# START OF ROWS
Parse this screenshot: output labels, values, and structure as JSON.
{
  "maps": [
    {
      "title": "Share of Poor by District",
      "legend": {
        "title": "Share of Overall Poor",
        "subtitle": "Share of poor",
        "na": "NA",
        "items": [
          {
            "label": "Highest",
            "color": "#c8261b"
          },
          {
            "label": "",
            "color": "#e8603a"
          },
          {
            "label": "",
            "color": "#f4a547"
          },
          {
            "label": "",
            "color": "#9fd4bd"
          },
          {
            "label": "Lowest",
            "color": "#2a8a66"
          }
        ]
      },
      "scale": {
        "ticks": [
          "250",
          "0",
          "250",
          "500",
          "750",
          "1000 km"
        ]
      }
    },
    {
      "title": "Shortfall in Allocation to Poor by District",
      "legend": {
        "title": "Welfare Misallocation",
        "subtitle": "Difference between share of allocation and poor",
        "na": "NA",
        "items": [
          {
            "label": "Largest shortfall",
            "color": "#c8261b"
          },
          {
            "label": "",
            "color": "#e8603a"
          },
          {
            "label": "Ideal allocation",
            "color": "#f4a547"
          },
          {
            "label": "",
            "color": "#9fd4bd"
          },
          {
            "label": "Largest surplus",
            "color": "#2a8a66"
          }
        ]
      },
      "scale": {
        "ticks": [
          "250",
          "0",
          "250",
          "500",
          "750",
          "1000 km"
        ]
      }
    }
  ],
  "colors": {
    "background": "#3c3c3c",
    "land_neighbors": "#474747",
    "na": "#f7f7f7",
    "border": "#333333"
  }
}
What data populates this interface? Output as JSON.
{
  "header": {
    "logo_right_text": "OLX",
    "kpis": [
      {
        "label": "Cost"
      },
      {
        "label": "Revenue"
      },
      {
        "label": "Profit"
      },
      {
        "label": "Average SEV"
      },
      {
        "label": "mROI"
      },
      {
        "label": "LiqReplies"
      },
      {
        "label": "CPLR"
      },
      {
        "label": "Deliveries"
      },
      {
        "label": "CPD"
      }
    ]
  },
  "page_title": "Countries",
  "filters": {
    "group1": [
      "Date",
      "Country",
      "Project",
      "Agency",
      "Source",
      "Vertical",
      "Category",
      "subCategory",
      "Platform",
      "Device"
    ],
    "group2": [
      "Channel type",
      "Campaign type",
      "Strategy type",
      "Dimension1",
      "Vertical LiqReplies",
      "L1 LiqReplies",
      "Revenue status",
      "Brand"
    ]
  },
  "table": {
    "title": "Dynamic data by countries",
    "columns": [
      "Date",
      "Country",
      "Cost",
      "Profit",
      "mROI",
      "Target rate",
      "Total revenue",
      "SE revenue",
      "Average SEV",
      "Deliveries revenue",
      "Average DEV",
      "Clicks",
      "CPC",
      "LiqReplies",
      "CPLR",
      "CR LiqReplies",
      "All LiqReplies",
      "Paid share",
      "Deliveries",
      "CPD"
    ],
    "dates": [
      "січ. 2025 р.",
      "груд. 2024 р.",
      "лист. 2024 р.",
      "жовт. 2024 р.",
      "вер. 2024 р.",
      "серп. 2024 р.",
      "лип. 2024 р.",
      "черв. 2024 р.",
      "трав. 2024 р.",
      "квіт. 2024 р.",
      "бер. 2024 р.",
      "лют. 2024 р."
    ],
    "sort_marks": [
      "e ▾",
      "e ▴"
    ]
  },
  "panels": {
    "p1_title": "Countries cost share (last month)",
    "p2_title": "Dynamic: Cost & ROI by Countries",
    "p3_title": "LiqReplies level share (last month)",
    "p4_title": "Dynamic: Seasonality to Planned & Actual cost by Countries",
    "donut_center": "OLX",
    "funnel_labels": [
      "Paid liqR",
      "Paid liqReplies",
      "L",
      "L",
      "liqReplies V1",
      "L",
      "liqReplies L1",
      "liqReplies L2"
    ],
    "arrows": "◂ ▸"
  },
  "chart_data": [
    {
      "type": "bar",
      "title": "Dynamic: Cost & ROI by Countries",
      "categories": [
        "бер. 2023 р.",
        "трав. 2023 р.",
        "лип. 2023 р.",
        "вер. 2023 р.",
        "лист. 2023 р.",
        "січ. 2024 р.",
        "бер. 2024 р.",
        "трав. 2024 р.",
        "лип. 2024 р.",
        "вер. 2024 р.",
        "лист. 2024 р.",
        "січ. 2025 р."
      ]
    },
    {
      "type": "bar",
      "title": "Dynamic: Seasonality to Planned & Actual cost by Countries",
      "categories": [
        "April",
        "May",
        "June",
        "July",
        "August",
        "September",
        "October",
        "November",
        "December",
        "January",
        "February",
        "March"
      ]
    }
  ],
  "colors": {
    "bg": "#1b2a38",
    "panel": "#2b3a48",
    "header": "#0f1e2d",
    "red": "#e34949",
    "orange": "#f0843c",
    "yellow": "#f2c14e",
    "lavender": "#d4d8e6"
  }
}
# END OF ROWS
» TO BE DONE:
Your task is to quote all of the data word for word.

» COMPLETE OUTPUT:
Parse this screenshot: output labels, values, and structure as JSON.
{
  "maps": [
    {
      "title": "Share of Poor by District",
      "legend": {
        "title": "Share of Overall Poor",
        "subtitle": "Share of poor",
        "na": "NA",
        "items": [
          {
            "label": "Highest",
            "color": "#c8261b"
          },
          {
            "label": "",
            "color": "#e8603a"
          },
          {
            "label": "",
            "color": "#f4a547"
          },
          {
            "label": "",
            "color": "#9fd4bd"
          },
          {
            "label": "Lowest",
            "color": "#2a8a66"
          }
        ]
      },
      "scale": {
        "ticks": [
          "250",
          "0",
          "250",
          "500",
          "750",
          "1000 km"
        ]
      }
    },
    {
      "title": "Shortfall in Allocation to Poor by District",
      "legend": {
        "title": "Welfare Misallocation",
        "subtitle": "Difference between share of allocation and poor",
        "na": "NA",
        "items": [
          {
            "label": "Largest shortfall",
            "color": "#c8261b"
          },
          {
            "label": "",
            "color": "#e8603a"
          },
          {
            "label": "Ideal allocation",
            "color": "#f4a547"
          },
          {
            "label": "",
            "color": "#9fd4bd"
          },
          {
            "label": "Largest surplus",
            "color": "#2a8a66"
          }
        ]
      },
      "scale": {
        "ticks": [
          "250",
          "0",
          "250",
          "500",
          "750",
          "1000 km"
        ]
      }
    }
  ],
  "colors": {
    "background": "#3c3c3c",
    "land_neighbors": "#474747",
    "na": "#f7f7f7",
    "border": "#333333"
  }
}
What data populates this interface? Output as JSON.
{
  "header": {
    "logo_right_text": "OLX",
    "kpis": [
      {
        "label": "Cost"
      },
      {
        "label": "Revenue"
      },
      {
        "label": "Profit"
      },
      {
        "label": "Average SEV"
      },
      {
        "label": "mROI"
      },
      {
        "label": "LiqReplies"
      },
      {
        "label": "CPLR"
      },
      {
        "label": "Deliveries"
      },
      {
        "label": "CPD"
      }
    ]
  },
  "page_title": "Countries",
  "filters": {
    "group1": [
      "Date",
      "Country",
      "Project",
      "Agency",
      "Source",
      "Vertical",
      "Category",
      "subCategory",
      "Platform",
      "Device"
    ],
    "group2": [
      "Channel type",
      "Campaign type",
      "Strategy type",
      "Dimension1",
      "Vertical LiqReplies",
      "L1 LiqReplies",
      "Revenue status",
      "Brand"
    ]
  },
  "table": {
    "title": "Dynamic data by countries",
    "columns": [
      "Date",
      "Country",
      "Cost",
      "Profit",
      "mROI",
      "Target rate",
      "Total revenue",
      "SE revenue",
      "Average SEV",
      "Deliveries revenue",
      "Average DEV",
      "Clicks",
      "CPC",
      "LiqReplies",
      "CPLR",
      "CR LiqReplies",
      "All LiqReplies",
      "Paid share",
      "Deliveries",
      "CPD"
    ],
    "dates": [
      "січ. 2025 р.",
      "груд. 2024 р.",
      "лист. 2024 р.",
      "жовт. 2024 р.",
      "вер. 2024 р.",
      "серп. 2024 р.",
      "лип. 2024 р.",
      "черв. 2024 р.",
      "трав. 2024 р.",
      "квіт. 2024 р.",
      "бер. 2024 р.",
      "лют. 2024 р."
    ],
    "sort_marks": [
      "e ▾",
      "e ▴"
    ]
  },
  "panels": {
    "p1_title": "Countries cost share (last month)",
    "p2_title": "Dynamic: Cost & ROI by Countries",
    "p3_title": "LiqReplies level share (last month)",
    "p4_title": "Dynamic: Seasonality to Planned & Actual cost by Countries",
    "donut_center": "OLX",
    "funnel_labels": [
      "Paid liqR",
      "Paid liqReplies",
      "L",
      "L",
      "liqReplies V1",
      "L",
      "liqReplies L1",
      "liqReplies L2"
    ],
    "arrows": "◂ ▸"
  },
  "chart_data": [
    {
      "type": "bar",
      "title": "Dynamic: Cost & ROI by Countries",
      "categories": [
        "бер. 2023 р.",
        "трав. 2023 р.",
        "лип. 2023 р.",
        "вер. 2023 р.",
        "лист. 2023 р.",
        "січ. 2024 р.",
        "бер. 2024 р.",
        "трав. 2024 р.",
        "лип. 2024 р.",
        "вер. 2024 р.",
        "лист. 2024 р.",
        "січ. 2025 р."
      ]
    },
    {
      "type": "bar",
      "title": "Dynamic: Seasonality to Planned & Actual cost by Countries",
      "categories": [
        "April",
        "May",
        "June",
        "July",
        "August",
        "September",
        "October",
        "November",
        "December",
        "January",
        "February",
        "March"
      ]
    }
  ],
  "colors": {
    "bg": "#1b2a38",
    "panel": "#2b3a48",
    "header": "#0f1e2d",
    "red": "#e34949",
    "orange": "#f0843c",
    "yellow": "#f2c14e",
    "lavender": "#d4d8e6"
  }
}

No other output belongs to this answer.